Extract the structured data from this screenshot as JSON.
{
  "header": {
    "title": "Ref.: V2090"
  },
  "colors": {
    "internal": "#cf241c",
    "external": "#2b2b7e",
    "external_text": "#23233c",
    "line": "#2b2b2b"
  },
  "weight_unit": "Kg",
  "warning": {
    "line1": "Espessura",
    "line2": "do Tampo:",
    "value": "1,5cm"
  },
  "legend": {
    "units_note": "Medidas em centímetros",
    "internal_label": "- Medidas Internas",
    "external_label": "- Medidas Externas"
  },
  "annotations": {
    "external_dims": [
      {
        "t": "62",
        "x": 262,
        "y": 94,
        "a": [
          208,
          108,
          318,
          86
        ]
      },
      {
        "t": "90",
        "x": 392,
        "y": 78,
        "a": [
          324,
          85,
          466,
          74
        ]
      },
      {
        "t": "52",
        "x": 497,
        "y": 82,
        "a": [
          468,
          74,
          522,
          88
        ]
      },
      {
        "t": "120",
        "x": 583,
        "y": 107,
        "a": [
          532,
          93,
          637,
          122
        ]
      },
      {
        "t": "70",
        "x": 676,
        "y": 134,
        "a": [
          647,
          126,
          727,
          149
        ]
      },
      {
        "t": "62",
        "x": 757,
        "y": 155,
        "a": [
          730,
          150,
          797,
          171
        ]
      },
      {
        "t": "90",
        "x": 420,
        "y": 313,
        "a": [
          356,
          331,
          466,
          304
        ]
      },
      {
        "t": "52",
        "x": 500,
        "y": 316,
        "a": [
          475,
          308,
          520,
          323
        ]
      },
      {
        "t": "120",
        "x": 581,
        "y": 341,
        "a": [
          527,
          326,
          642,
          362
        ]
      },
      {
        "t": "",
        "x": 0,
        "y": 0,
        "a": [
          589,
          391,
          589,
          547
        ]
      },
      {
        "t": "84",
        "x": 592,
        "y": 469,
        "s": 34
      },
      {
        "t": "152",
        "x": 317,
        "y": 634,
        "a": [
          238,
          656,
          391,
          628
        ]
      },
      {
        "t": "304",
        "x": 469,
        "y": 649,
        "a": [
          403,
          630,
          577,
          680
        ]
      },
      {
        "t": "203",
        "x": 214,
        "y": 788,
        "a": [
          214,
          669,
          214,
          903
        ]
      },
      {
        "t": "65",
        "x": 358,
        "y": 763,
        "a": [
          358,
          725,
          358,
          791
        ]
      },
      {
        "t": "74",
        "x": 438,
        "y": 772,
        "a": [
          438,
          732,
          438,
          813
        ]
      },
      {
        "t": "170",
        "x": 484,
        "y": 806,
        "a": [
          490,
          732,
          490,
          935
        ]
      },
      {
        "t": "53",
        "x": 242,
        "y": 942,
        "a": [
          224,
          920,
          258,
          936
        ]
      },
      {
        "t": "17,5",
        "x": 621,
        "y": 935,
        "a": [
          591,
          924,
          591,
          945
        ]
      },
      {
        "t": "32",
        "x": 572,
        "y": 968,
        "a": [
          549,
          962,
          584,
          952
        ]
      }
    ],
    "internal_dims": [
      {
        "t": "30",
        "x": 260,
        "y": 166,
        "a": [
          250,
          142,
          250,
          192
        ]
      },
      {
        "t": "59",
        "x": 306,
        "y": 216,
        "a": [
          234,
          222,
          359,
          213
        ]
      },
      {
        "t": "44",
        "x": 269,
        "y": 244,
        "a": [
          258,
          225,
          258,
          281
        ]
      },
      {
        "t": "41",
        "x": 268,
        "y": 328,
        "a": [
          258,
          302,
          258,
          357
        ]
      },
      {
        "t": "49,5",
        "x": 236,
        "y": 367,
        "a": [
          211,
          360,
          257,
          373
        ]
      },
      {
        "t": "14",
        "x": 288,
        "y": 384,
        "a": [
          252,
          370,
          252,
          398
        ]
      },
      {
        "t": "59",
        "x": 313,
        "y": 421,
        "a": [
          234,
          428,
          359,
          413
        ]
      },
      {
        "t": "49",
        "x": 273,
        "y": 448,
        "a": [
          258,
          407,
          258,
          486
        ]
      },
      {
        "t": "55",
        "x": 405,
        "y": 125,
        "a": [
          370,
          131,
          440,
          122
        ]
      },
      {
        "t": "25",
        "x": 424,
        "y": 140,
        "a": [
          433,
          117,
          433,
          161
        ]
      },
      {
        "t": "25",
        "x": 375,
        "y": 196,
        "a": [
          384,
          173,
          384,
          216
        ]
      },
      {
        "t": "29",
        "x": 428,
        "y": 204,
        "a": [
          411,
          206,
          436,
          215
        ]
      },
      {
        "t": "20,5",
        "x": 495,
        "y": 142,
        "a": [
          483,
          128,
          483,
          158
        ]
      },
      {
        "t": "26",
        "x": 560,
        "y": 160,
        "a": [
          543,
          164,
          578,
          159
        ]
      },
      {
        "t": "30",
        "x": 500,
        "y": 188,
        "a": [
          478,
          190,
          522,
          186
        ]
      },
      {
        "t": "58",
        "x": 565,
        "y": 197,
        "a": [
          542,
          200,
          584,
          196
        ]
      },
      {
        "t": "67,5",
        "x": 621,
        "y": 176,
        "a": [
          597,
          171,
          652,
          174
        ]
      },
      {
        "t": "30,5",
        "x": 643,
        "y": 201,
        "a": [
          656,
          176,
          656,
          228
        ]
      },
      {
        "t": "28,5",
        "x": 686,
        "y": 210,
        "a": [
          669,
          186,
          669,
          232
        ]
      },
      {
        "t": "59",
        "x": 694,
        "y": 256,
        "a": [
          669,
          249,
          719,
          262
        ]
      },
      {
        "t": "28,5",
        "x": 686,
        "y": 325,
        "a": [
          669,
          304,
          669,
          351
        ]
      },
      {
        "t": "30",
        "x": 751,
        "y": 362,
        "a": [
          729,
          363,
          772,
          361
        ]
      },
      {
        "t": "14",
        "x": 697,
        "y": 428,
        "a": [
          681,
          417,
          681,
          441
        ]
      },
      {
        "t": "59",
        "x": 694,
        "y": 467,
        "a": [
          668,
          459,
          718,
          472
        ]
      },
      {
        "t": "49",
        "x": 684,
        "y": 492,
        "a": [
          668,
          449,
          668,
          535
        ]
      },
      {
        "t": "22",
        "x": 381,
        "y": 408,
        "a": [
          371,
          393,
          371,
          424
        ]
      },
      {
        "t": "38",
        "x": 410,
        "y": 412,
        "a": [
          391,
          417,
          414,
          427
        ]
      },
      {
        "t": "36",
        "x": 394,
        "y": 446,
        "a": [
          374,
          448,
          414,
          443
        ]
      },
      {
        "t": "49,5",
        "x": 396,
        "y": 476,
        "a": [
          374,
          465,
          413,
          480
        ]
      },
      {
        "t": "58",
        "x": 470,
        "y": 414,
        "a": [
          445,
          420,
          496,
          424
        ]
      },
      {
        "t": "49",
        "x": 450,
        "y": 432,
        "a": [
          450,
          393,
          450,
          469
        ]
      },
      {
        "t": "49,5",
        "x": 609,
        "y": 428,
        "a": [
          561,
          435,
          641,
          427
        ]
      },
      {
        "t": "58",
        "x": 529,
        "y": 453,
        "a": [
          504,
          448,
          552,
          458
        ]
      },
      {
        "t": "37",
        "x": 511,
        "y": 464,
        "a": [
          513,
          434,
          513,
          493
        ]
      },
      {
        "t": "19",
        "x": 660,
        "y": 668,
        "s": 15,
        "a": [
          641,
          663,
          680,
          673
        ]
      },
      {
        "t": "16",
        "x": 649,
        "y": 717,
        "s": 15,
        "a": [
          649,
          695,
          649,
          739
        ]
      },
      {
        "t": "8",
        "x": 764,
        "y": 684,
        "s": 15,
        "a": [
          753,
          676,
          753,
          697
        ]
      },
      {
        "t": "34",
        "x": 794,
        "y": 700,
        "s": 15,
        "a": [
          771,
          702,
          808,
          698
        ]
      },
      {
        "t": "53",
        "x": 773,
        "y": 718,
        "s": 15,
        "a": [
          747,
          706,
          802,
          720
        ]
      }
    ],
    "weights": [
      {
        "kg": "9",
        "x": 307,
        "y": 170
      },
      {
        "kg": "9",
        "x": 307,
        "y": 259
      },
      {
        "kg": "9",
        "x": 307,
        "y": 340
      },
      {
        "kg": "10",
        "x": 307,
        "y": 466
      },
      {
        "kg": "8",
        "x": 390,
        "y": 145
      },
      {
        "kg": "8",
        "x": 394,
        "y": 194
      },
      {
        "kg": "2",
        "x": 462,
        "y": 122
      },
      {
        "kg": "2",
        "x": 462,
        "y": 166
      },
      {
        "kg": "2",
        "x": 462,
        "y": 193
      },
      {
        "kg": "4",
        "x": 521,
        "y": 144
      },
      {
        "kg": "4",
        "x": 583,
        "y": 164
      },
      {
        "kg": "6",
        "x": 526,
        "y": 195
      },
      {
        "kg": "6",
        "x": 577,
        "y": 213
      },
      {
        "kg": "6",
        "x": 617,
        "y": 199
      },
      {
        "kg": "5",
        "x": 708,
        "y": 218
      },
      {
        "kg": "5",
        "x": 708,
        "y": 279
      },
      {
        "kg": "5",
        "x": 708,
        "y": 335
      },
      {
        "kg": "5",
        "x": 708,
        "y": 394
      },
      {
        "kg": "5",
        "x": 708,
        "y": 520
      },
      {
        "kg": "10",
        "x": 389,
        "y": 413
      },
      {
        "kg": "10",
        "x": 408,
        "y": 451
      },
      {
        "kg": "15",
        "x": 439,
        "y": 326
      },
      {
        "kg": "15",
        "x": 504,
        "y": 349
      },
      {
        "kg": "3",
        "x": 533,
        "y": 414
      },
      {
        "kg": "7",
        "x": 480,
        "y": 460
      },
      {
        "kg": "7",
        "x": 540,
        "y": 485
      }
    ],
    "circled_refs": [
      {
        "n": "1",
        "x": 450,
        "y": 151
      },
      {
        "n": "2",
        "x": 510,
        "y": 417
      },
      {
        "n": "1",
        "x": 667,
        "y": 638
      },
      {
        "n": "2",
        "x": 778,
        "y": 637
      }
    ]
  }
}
::::::::::
● **Problem description**: Pick each line holding the word "Medidas" out of the data and copy it.

● **Final result**:
    "units_note": "Medidas em centímetros",
    "internal_label": "- Medidas Internas",
    "external_label": "- Medidas Externas"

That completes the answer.